[PROBLEM REQUIREMENTS]:
Return all lines where the word "subtitle" can be found.

Entries from a dataset:
==============================

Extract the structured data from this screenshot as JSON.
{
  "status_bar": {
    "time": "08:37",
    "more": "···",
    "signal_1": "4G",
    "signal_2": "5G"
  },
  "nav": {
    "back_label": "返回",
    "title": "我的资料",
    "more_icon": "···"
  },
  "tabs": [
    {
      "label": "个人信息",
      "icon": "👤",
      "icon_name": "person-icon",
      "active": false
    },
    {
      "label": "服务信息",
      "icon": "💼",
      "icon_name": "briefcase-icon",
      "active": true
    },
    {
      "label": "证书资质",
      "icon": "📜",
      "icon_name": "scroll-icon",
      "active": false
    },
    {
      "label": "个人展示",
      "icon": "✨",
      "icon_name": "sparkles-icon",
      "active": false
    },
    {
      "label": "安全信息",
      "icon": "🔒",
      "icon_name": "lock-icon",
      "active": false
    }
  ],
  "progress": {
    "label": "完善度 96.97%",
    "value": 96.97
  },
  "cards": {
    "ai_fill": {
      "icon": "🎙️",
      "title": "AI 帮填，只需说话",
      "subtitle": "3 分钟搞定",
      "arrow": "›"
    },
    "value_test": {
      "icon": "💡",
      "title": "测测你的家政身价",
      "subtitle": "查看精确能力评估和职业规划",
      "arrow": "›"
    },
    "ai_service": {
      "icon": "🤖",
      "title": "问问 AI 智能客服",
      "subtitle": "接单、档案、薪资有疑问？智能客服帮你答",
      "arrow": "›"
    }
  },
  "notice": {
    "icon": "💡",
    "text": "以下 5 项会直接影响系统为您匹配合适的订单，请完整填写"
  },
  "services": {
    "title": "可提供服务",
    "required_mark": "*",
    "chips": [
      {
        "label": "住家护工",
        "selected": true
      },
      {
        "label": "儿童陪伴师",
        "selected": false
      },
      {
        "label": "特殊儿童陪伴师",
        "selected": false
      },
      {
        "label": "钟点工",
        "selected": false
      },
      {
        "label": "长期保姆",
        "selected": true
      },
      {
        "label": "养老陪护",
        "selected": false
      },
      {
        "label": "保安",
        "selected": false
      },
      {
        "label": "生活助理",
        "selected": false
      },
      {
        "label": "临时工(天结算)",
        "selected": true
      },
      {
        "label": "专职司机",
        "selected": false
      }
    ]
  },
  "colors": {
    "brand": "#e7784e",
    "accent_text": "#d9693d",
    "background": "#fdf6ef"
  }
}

==============================

[RESULT FOR THIS TASK]:
      "subtitle": "3 分钟搞定",
      "subtitle": "查看精确能力评估和职业规划",
      "subtitle": "接单、档案、薪资有疑问？智能客服帮你答",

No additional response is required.